[BEGIN]
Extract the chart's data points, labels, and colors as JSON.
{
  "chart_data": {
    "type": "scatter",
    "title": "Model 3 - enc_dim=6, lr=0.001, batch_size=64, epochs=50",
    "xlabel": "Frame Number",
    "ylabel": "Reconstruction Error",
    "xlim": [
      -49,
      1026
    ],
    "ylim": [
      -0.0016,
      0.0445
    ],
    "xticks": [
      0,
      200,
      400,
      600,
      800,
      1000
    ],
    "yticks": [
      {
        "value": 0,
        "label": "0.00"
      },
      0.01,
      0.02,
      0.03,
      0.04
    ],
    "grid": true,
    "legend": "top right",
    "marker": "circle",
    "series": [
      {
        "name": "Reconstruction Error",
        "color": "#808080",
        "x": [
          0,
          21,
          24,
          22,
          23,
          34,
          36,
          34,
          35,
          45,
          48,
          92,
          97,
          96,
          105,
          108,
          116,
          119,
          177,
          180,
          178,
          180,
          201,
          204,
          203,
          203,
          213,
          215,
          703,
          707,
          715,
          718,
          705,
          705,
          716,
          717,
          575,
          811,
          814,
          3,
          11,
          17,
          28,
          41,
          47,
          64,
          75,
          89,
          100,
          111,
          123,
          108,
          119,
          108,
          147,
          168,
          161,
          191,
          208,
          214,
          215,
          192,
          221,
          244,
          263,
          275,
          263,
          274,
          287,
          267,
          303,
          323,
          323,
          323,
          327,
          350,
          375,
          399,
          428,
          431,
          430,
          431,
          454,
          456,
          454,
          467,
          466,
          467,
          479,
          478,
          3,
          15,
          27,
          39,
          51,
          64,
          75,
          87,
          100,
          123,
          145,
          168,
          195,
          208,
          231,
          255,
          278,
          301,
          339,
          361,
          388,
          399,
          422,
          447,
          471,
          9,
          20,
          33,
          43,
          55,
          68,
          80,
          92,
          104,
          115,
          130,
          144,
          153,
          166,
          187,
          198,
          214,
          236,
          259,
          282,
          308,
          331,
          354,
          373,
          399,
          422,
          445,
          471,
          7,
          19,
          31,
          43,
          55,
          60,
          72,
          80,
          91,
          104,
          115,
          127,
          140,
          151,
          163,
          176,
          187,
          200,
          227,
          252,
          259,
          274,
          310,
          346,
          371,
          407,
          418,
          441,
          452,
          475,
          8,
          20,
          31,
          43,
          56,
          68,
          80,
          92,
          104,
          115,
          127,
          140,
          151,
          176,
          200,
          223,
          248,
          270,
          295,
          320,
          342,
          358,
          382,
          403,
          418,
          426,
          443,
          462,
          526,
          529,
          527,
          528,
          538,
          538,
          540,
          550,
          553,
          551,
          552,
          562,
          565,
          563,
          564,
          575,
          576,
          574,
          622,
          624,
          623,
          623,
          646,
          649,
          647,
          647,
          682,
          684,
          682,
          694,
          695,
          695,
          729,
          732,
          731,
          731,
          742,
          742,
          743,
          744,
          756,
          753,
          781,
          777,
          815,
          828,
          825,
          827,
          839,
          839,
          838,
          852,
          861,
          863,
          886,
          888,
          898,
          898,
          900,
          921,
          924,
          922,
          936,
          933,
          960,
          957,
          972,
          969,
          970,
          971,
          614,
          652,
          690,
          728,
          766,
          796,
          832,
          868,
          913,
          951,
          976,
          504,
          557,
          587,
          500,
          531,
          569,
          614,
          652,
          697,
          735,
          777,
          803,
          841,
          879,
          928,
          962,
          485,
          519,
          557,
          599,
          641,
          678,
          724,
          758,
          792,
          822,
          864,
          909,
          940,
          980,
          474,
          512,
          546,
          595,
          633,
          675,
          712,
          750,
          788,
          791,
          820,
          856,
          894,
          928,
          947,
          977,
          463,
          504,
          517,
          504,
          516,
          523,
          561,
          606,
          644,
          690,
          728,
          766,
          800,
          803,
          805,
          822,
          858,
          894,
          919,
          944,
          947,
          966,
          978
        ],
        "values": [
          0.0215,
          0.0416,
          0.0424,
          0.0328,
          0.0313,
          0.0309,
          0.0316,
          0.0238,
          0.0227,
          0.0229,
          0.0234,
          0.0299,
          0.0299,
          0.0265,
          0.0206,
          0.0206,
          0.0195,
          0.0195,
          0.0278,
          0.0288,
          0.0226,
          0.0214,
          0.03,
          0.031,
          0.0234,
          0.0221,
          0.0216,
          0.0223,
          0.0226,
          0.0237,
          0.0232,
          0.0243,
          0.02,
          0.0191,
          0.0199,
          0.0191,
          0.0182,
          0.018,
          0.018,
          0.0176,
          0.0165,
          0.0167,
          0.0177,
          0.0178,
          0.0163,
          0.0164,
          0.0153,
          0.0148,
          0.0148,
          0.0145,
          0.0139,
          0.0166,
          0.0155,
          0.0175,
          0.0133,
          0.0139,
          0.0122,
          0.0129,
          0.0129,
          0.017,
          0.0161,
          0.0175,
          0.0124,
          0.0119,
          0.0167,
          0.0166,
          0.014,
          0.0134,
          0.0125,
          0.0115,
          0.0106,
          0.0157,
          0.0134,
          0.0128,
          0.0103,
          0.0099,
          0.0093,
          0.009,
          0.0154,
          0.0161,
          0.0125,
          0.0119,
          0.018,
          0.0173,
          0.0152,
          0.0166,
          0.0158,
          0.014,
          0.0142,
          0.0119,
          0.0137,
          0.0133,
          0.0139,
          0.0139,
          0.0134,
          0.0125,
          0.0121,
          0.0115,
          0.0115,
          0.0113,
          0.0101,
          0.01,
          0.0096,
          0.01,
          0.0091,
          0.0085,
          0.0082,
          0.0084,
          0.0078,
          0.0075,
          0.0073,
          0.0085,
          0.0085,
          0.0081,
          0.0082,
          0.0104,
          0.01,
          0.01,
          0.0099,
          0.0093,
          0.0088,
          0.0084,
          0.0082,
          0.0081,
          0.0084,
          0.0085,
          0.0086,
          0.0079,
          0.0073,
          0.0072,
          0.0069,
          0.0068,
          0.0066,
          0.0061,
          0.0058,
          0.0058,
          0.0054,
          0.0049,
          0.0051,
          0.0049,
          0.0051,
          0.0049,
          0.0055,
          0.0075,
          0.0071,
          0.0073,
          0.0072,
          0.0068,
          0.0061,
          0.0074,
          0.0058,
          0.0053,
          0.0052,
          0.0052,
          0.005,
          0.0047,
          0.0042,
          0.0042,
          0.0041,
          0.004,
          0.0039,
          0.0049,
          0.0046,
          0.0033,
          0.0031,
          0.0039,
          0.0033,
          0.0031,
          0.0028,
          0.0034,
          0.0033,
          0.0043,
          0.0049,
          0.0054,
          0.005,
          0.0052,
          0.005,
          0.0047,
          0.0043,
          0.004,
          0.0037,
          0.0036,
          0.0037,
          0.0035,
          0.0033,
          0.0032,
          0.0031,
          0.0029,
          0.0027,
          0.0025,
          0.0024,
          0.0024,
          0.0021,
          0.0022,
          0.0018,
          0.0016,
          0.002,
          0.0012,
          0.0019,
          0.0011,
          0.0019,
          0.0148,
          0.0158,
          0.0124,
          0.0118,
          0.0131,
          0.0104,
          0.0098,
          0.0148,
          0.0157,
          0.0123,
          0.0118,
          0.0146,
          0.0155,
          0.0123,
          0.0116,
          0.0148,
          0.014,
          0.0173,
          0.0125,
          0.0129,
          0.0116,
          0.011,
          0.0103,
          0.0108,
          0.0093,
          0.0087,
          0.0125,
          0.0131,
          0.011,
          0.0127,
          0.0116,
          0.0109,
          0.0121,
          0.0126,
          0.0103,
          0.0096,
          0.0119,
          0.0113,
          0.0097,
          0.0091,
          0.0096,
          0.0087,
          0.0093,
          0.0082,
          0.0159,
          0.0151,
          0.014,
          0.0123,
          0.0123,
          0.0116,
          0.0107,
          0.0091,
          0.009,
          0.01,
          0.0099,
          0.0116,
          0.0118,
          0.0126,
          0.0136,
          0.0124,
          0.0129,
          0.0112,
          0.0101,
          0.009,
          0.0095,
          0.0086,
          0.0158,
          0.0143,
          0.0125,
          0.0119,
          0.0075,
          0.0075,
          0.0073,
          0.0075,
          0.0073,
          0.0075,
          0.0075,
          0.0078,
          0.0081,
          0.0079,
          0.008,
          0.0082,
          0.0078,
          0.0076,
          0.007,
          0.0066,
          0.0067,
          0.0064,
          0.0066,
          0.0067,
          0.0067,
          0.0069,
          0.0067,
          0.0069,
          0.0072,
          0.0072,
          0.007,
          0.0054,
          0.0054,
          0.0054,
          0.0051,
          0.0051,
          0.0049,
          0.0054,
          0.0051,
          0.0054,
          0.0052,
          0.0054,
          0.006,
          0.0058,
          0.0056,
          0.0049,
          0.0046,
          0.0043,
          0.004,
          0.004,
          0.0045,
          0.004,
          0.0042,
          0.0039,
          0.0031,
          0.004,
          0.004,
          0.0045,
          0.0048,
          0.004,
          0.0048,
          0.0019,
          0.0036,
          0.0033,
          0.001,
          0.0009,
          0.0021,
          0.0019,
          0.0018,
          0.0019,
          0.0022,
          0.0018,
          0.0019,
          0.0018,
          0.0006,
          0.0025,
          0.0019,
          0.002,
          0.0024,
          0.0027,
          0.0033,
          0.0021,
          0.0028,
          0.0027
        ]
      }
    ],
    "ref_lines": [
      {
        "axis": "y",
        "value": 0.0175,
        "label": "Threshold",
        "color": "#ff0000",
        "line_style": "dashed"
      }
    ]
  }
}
[END]
Written request:
Only the number is wanted: how many lines above include the word "Reconstruction"?

Result below:
2